PROBLEM TO WORK ON> Everything in the listing should be restated word for word.

STORED DATA>
[start]

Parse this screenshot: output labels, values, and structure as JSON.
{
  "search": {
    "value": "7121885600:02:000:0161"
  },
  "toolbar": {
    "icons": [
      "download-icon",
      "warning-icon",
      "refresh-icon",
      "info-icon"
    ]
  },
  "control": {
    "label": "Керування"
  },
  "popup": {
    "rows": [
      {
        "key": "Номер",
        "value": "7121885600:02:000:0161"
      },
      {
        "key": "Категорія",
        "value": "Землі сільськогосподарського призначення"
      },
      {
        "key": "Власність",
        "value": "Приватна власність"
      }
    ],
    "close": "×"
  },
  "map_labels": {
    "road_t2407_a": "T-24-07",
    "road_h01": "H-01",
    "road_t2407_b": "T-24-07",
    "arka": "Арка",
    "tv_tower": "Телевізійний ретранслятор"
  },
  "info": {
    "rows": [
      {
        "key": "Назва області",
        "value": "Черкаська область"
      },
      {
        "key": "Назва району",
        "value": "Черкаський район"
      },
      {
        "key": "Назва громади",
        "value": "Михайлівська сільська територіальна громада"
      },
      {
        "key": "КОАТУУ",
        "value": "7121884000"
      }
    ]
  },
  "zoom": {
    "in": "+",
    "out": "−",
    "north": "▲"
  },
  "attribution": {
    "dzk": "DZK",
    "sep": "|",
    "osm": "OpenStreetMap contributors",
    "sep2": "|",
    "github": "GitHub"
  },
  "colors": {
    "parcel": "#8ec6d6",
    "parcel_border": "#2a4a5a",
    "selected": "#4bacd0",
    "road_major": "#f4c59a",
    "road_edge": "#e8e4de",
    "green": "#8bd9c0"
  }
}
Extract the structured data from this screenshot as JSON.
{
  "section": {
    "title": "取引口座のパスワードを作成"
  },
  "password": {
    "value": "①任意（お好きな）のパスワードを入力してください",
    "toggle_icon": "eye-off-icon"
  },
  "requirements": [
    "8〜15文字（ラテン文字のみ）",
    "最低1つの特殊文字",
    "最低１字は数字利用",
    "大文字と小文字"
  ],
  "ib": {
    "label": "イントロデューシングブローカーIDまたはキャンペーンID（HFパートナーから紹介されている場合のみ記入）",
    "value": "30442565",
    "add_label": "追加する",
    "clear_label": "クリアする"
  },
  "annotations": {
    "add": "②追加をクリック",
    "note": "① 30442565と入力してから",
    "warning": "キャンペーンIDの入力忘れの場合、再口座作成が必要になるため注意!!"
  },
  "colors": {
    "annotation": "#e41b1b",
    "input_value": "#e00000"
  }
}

[end]

ANSWER>
Parse this screenshot: output labels, values, and structure as JSON.
{
  "search": {
    "value": "7121885600:02:000:0161"
  },
  "toolbar": {
    "icons": [
      "download-icon",
      "warning-icon",
      "refresh-icon",
      "info-icon"
    ]
  },
  "control": {
    "label": "Керування"
  },
  "popup": {
    "rows": [
      {
        "key": "Номер",
        "value": "7121885600:02:000:0161"
      },
      {
        "key": "Категорія",
        "value": "Землі сільськогосподарського призначення"
      },
      {
        "key": "Власність",
        "value": "Приватна власність"
      }
    ],
    "close": "×"
  },
  "map_labels": {
    "road_t2407_a": "T-24-07",
    "road_h01": "H-01",
    "road_t2407_b": "T-24-07",
    "arka": "Арка",
    "tv_tower": "Телевізійний ретранслятор"
  },
  "info": {
    "rows": [
      {
        "key": "Назва області",
        "value": "Черкаська область"
      },
      {
        "key": "Назва району",
        "value": "Черкаський район"
      },
      {
        "key": "Назва громади",
        "value": "Михайлівська сільська територіальна громада"
      },
      {
        "key": "КОАТУУ",
        "value": "7121884000"
      }
    ]
  },
  "zoom": {
    "in": "+",
    "out": "−",
    "north": "▲"
  },
  "attribution": {
    "dzk": "DZK",
    "sep": "|",
    "osm": "OpenStreetMap contributors",
    "sep2": "|",
    "github": "GitHub"
  },
  "colors": {
    "parcel": "#8ec6d6",
    "parcel_border": "#2a4a5a",
    "selected": "#4bacd0",
    "road_major": "#f4c59a",
    "road_edge": "#e8e4de",
    "green": "#8bd9c0"
  }
}
Extract the structured data from this screenshot as JSON.
{
  "section": {
    "title": "取引口座のパスワードを作成"
  },
  "password": {
    "value": "①任意（お好きな）のパスワードを入力してください",
    "toggle_icon": "eye-off-icon"
  },
  "requirements": [
    "8〜15文字（ラテン文字のみ）",
    "最低1つの特殊文字",
    "最低１字は数字利用",
    "大文字と小文字"
  ],
  "ib": {
    "label": "イントロデューシングブローカーIDまたはキャンペーンID（HFパートナーから紹介されている場合のみ記入）",
    "value": "30442565",
    "add_label": "追加する",
    "clear_label": "クリアする"
  },
  "annotations": {
    "add": "②追加をクリック",
    "note": "① 30442565と入力してから",
    "warning": "キャンペーンIDの入力忘れの場合、再口座作成が必要になるため注意!!"
  },
  "colors": {
    "annotation": "#e41b1b",
    "input_value": "#e00000"
  }
}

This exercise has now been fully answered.